*WHAT YOU SHOULD DO*: Wherever a line holds the string "office", copy that line.

*DATA FOR THIS TASK*:
○ ○ ○ ○ ○ ○ ○

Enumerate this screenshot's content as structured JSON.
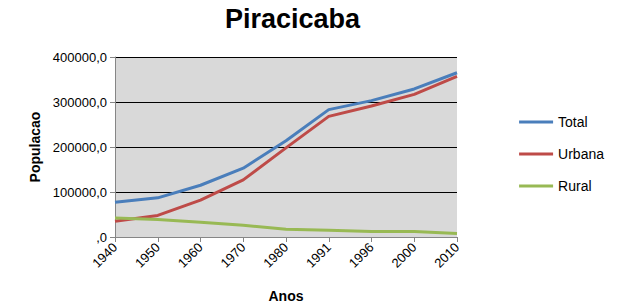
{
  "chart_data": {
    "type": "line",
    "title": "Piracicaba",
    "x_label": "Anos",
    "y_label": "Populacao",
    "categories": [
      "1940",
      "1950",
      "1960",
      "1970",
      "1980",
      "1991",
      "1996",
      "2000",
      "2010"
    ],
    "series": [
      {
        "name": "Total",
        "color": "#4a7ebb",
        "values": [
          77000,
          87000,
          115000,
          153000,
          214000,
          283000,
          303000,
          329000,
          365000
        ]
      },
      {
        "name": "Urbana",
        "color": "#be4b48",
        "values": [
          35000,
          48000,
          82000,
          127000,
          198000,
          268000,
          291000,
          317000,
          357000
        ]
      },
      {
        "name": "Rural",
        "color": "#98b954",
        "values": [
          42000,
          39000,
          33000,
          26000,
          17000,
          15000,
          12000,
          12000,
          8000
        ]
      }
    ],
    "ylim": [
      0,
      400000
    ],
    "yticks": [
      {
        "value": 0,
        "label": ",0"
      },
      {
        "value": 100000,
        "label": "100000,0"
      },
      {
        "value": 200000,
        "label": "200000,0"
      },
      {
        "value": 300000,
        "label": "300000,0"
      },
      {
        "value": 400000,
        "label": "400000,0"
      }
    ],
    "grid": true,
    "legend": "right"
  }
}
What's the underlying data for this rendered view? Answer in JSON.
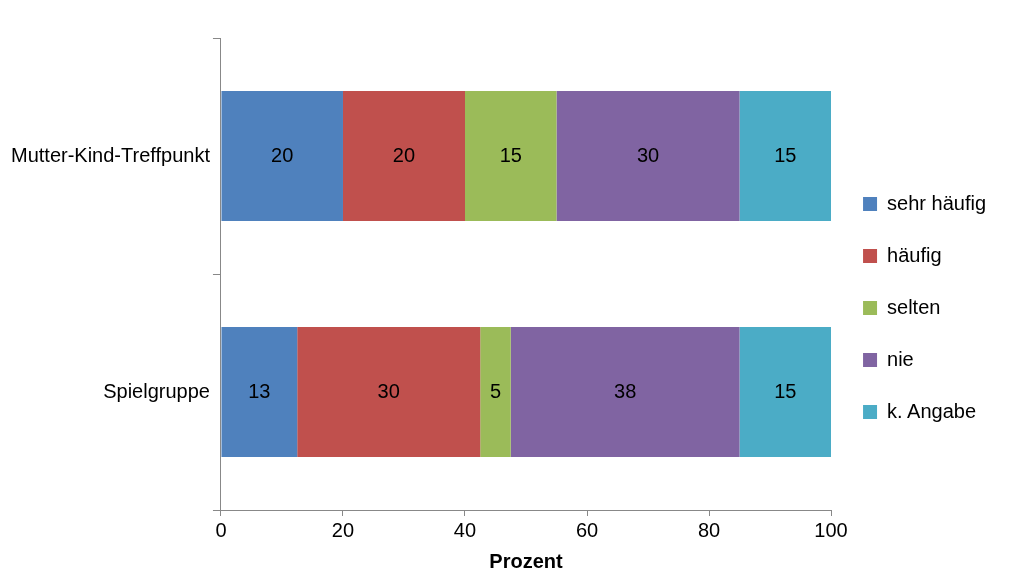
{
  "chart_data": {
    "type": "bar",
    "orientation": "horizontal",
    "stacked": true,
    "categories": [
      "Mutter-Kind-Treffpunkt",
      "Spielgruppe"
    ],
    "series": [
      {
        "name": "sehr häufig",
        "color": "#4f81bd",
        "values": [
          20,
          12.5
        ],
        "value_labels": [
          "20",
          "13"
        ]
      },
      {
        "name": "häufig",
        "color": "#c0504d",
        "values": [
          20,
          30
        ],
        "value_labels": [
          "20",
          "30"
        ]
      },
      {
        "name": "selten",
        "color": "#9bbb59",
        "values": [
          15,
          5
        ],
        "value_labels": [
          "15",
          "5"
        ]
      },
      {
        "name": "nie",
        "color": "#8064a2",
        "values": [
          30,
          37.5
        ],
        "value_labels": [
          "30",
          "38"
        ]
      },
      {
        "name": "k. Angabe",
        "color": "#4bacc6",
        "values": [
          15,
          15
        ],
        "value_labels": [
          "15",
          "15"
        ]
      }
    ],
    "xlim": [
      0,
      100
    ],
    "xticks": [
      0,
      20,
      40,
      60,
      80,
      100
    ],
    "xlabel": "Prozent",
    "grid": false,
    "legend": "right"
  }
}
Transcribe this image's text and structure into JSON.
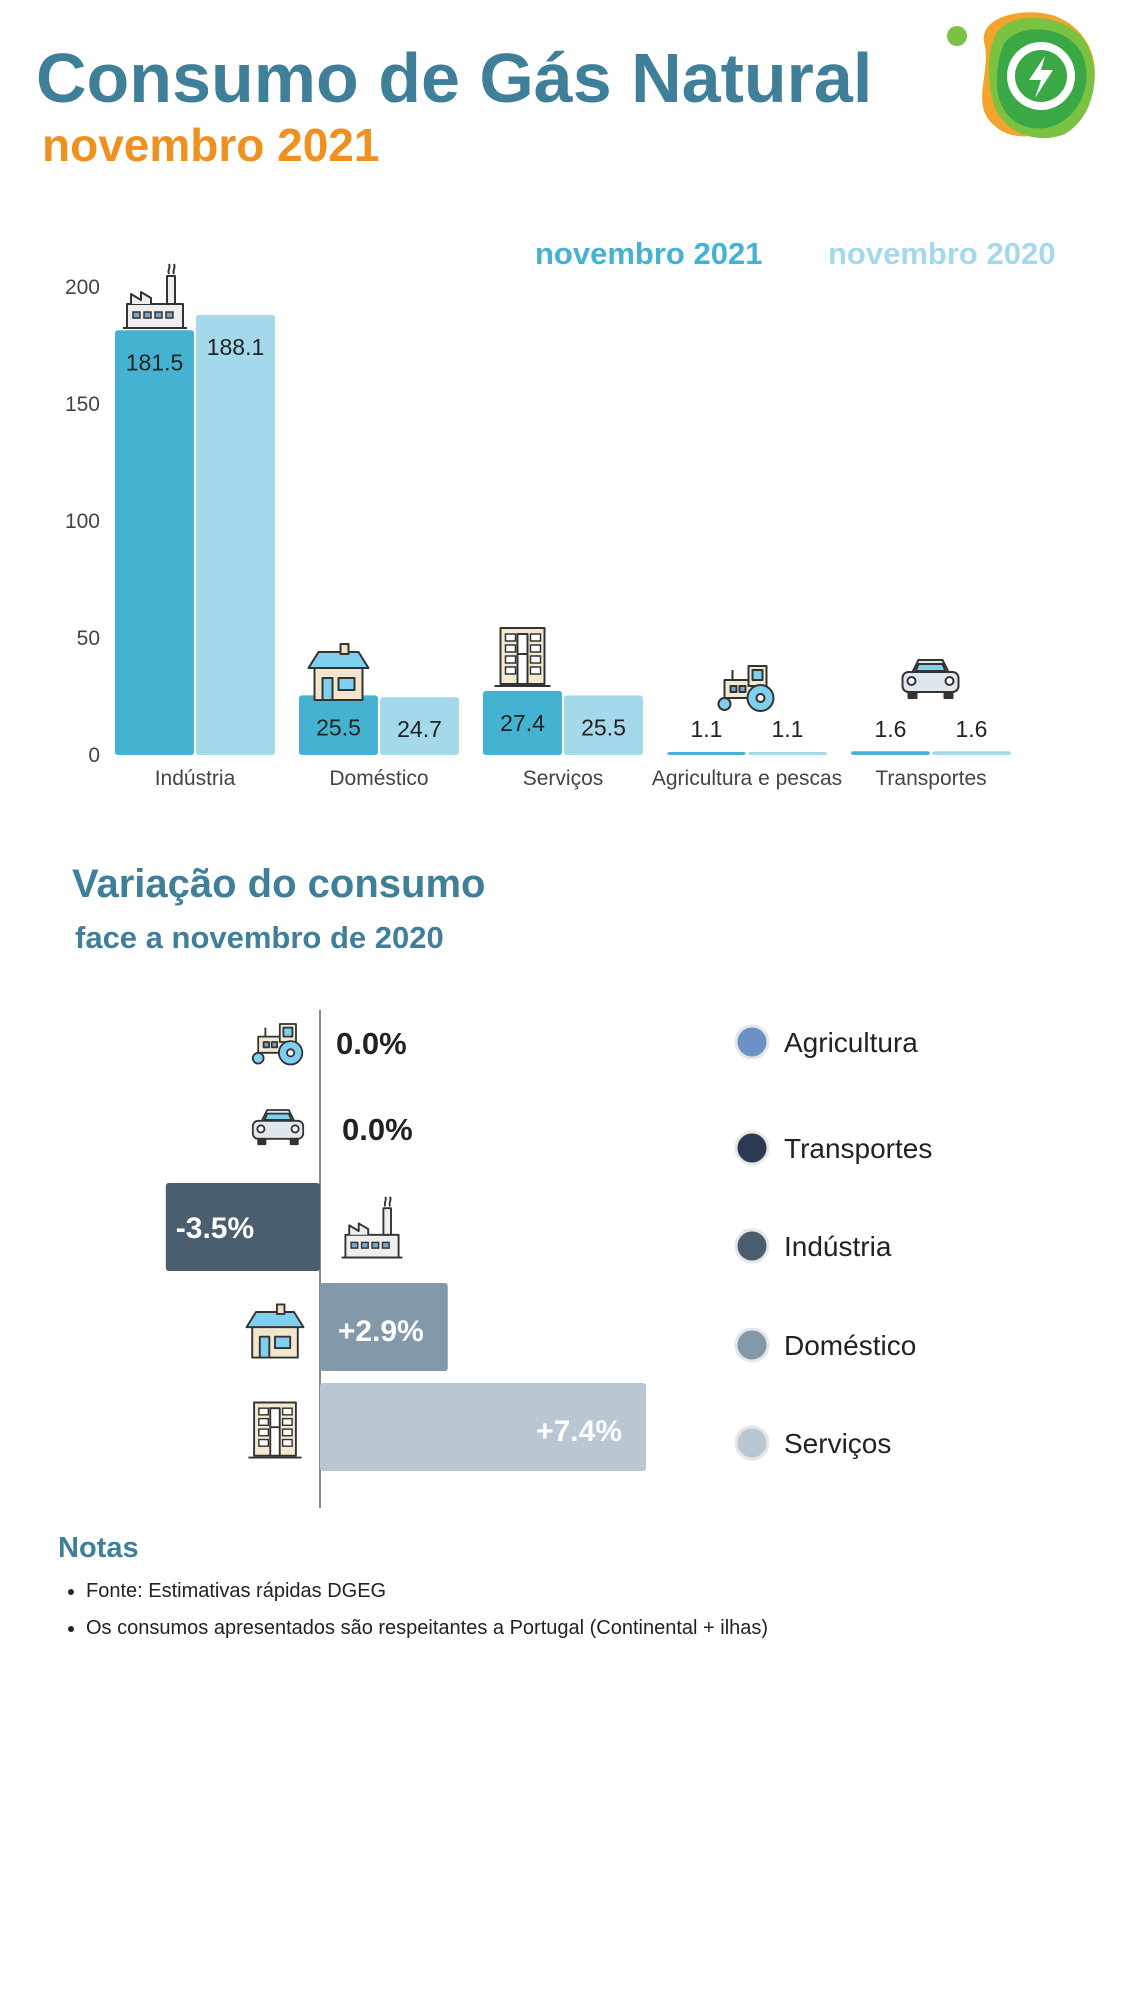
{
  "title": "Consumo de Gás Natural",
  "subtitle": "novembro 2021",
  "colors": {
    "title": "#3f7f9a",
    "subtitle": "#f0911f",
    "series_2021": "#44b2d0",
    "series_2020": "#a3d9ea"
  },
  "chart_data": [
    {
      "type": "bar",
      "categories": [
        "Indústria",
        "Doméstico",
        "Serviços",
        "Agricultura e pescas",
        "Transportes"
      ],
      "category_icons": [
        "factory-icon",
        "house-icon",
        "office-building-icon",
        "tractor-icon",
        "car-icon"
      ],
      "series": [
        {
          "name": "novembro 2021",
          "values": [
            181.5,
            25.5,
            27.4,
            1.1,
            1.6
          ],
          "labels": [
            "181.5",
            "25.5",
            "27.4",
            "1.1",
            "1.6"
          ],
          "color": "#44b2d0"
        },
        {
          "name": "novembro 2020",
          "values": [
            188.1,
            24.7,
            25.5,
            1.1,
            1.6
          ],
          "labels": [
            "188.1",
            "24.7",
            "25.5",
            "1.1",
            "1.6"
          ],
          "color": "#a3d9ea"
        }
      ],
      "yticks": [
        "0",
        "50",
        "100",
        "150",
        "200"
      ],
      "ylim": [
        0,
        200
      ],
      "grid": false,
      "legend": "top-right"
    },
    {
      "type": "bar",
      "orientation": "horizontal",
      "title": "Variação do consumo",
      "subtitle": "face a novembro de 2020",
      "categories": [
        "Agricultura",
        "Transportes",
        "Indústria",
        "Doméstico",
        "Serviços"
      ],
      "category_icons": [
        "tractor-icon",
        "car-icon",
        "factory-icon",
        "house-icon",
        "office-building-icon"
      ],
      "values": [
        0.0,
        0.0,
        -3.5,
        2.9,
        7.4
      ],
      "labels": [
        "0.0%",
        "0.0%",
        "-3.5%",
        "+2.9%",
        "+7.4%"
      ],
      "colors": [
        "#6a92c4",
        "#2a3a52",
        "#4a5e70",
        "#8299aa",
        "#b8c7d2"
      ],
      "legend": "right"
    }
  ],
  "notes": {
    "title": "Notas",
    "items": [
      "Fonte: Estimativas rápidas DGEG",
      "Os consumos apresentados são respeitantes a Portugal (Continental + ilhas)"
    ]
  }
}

○ ○ ○ ○ ○ ○ ○

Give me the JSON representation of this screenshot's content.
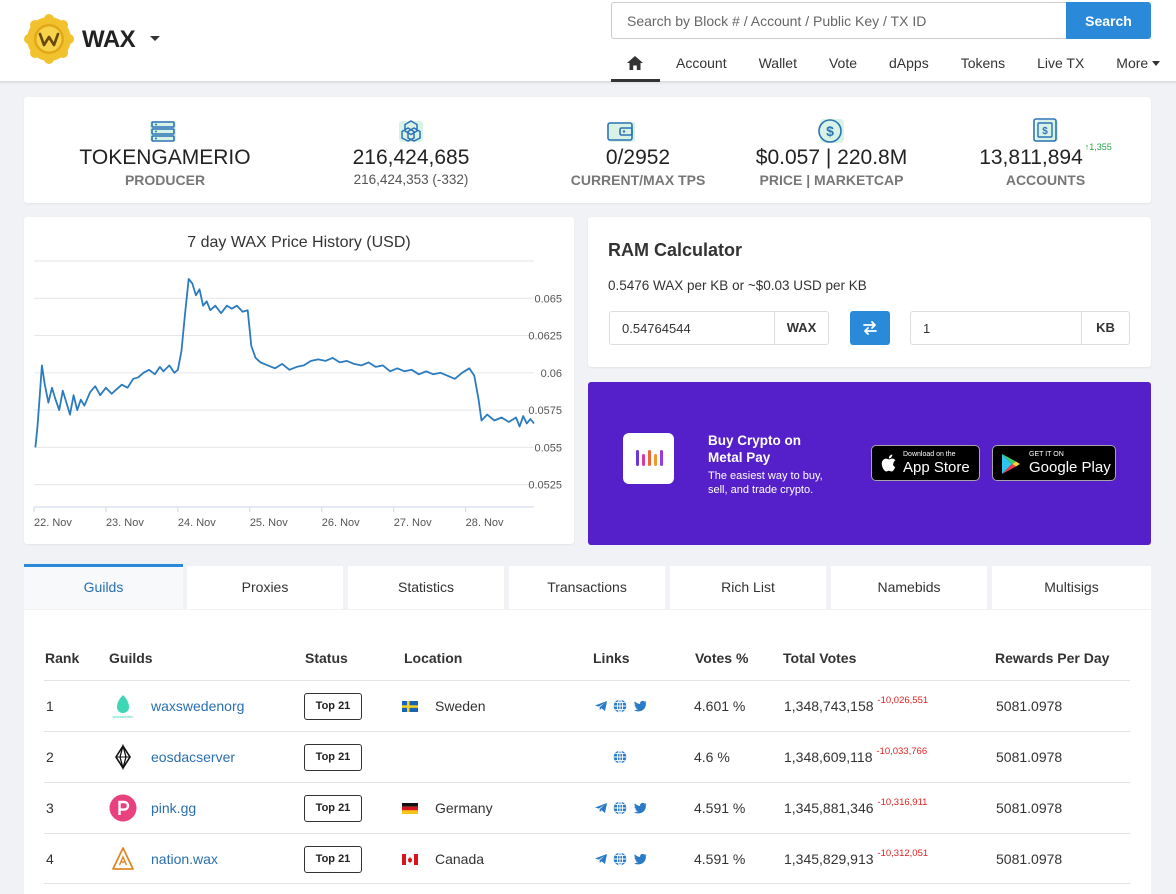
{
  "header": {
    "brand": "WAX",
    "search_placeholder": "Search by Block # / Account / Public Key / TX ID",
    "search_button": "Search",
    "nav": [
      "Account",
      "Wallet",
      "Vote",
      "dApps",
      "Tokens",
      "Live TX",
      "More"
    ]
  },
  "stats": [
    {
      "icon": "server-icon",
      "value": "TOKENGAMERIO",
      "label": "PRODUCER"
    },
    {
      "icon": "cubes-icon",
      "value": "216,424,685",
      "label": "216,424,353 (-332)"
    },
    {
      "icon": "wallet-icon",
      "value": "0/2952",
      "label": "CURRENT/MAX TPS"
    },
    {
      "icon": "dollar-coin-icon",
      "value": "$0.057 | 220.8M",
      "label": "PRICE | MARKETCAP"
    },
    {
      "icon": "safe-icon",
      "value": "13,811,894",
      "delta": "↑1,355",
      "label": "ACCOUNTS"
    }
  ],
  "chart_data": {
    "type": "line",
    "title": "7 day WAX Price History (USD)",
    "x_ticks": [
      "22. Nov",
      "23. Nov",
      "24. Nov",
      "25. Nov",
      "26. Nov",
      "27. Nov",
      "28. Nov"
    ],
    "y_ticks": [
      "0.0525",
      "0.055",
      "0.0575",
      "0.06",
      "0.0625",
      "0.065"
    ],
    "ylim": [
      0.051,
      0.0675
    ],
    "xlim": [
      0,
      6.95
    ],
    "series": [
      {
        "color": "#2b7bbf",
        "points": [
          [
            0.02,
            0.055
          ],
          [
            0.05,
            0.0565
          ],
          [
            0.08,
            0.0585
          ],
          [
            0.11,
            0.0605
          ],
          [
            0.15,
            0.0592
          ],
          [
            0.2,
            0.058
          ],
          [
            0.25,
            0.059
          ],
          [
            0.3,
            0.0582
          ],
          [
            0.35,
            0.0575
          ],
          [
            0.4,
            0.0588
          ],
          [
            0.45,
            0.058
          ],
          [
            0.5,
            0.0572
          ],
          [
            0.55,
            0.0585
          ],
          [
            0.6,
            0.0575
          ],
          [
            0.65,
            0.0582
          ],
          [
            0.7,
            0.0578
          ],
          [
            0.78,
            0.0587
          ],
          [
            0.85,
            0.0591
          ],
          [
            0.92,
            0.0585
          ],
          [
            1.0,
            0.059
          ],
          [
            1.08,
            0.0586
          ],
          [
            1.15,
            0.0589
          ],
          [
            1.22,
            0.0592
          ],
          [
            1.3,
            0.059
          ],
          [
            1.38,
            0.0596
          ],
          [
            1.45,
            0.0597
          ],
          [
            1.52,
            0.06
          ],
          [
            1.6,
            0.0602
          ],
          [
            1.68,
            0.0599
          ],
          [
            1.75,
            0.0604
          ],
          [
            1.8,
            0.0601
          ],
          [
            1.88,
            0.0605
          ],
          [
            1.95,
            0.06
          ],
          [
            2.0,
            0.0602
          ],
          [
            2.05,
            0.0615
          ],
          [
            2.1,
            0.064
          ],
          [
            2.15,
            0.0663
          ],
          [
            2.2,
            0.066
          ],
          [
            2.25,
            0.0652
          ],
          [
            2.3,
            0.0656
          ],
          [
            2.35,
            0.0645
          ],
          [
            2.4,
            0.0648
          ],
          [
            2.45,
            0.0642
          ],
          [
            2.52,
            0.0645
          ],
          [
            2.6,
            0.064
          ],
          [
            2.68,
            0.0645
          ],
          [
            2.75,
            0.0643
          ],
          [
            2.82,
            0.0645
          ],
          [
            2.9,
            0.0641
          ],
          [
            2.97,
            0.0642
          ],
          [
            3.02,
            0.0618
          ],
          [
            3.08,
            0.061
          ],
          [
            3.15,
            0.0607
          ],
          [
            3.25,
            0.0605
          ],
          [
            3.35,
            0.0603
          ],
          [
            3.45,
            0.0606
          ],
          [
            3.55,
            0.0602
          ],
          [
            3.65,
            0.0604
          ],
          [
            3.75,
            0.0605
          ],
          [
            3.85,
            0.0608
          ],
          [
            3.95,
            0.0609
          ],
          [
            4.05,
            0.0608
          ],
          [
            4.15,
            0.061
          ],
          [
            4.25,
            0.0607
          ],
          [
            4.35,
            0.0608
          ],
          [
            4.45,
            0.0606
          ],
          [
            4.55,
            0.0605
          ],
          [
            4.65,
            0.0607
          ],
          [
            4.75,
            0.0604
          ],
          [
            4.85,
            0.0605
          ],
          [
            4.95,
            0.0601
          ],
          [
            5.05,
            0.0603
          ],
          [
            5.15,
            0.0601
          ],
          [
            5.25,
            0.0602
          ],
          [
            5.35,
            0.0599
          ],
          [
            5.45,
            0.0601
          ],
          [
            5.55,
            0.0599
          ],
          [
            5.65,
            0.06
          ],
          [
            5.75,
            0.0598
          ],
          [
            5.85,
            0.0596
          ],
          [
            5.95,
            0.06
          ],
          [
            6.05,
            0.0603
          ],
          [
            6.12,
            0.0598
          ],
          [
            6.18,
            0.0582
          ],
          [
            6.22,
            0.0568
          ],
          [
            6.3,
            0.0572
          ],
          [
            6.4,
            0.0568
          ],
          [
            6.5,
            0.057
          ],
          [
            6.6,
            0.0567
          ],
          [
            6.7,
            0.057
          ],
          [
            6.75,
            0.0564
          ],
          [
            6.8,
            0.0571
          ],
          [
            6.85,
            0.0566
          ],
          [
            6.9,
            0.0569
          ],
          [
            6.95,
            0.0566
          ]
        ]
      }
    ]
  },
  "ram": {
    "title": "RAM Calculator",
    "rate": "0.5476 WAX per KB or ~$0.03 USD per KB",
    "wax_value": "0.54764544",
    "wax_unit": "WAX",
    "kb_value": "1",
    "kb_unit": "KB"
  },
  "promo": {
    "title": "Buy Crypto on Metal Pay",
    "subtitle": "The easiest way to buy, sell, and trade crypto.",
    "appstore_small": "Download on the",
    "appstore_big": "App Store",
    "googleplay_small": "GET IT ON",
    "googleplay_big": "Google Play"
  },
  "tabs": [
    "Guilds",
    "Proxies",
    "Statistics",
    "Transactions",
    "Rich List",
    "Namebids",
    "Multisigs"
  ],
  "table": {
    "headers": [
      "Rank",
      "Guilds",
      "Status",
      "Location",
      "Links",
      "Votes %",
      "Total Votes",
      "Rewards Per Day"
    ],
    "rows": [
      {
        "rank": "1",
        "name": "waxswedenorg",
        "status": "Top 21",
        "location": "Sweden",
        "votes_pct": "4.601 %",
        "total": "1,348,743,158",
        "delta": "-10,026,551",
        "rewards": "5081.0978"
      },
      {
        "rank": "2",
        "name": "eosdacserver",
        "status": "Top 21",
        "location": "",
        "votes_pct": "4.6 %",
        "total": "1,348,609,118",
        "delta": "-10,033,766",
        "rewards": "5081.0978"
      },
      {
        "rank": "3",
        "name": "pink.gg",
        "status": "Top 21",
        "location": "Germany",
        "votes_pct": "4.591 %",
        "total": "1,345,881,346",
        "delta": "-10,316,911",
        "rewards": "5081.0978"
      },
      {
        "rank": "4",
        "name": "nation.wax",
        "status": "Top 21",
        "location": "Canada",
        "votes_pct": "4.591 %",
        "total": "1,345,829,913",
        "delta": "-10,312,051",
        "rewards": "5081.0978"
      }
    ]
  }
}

○ ○ ○ ○ ○ ○ ○

*ANSWER FOR THE TASK*:
        "office-building-icon",
        "office-building-icon"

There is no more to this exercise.